- EXERCISE PROMPT:
Can you pull out each line of the data below that includes the word "color"?

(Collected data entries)
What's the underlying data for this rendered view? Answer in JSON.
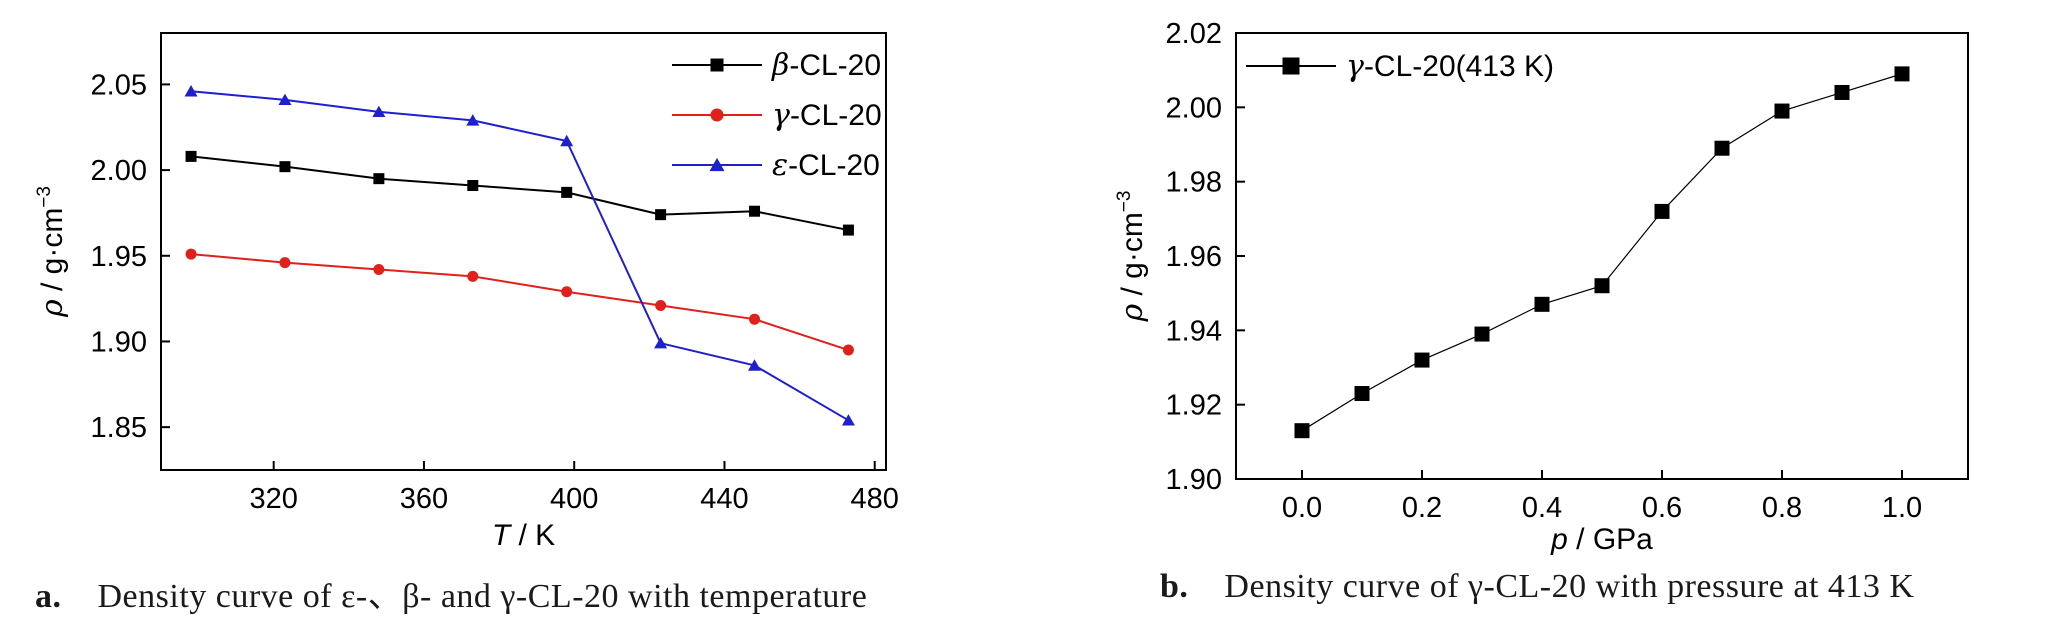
{
  "chart_data": [
    {
      "type": "line",
      "caption_label": "a.",
      "caption": "Density curve of ε-、β- and γ-CL-20 with temperature",
      "xlabel_var": "T",
      "xlabel_unit": " / K",
      "ylabel": "ρ / g·cm⁻³",
      "xlim": [
        290,
        483
      ],
      "ylim": [
        1.825,
        2.08
      ],
      "xticks": [
        320,
        360,
        400,
        440,
        480
      ],
      "yticks": [
        1.85,
        1.9,
        1.95,
        2.0,
        2.05
      ],
      "ytick_labels": [
        "1.85",
        "1.90",
        "1.95",
        "2.00",
        "2.05"
      ],
      "legend_position": "top-right",
      "series": [
        {
          "name": "β-CL-20",
          "greek": "β",
          "suffix": "-CL-20",
          "color": "#000000",
          "marker": "square",
          "x": [
            298,
            323,
            348,
            373,
            398,
            423,
            448,
            473
          ],
          "y": [
            2.008,
            2.002,
            1.995,
            1.991,
            1.987,
            1.974,
            1.976,
            1.965
          ]
        },
        {
          "name": "γ-CL-20",
          "greek": "γ",
          "suffix": "-CL-20",
          "color": "#e0201b",
          "marker": "circle",
          "x": [
            298,
            323,
            348,
            373,
            398,
            423,
            448,
            473
          ],
          "y": [
            1.951,
            1.946,
            1.942,
            1.938,
            1.929,
            1.921,
            1.913,
            1.895
          ]
        },
        {
          "name": "ε-CL-20",
          "greek": "ε",
          "suffix": "-CL-20",
          "color": "#1f1fd0",
          "marker": "triangle",
          "x": [
            298,
            323,
            348,
            373,
            398,
            423,
            448,
            473
          ],
          "y": [
            2.046,
            2.041,
            2.034,
            2.029,
            2.017,
            1.899,
            1.886,
            1.854
          ]
        }
      ]
    },
    {
      "type": "line",
      "caption_label": "b.",
      "caption": "Density curve of γ-CL-20 with pressure at 413 K",
      "xlabel_var": "p",
      "xlabel_unit": " / GPa",
      "ylabel": "ρ / g·cm⁻³",
      "xlim": [
        -0.11,
        1.11
      ],
      "ylim": [
        1.9,
        2.02
      ],
      "xticks": [
        0.0,
        0.2,
        0.4,
        0.6,
        0.8,
        1.0
      ],
      "xtick_labels": [
        "0.0",
        "0.2",
        "0.4",
        "0.6",
        "0.8",
        "1.0"
      ],
      "yticks": [
        1.9,
        1.92,
        1.94,
        1.96,
        1.98,
        2.0,
        2.02
      ],
      "ytick_labels": [
        "1.90",
        "1.92",
        "1.94",
        "1.96",
        "1.98",
        "2.00",
        "2.02"
      ],
      "legend_position": "top-left",
      "series": [
        {
          "name": "γ-CL-20(413 K)",
          "greek": "γ",
          "suffix": "-CL-20(413 K)",
          "color": "#000000",
          "marker": "square",
          "x": [
            0.0,
            0.1,
            0.2,
            0.3,
            0.4,
            0.5,
            0.6,
            0.7,
            0.8,
            0.9,
            1.0
          ],
          "y": [
            1.913,
            1.923,
            1.932,
            1.939,
            1.947,
            1.952,
            1.972,
            1.989,
            1.999,
            2.004,
            2.009
          ]
        }
      ]
    }
  ]
}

- EXERCISE RESPONSE:
          "color": "#000000",
          "color": "#e0201b",
          "color": "#1f1fd0",
          "color": "#000000",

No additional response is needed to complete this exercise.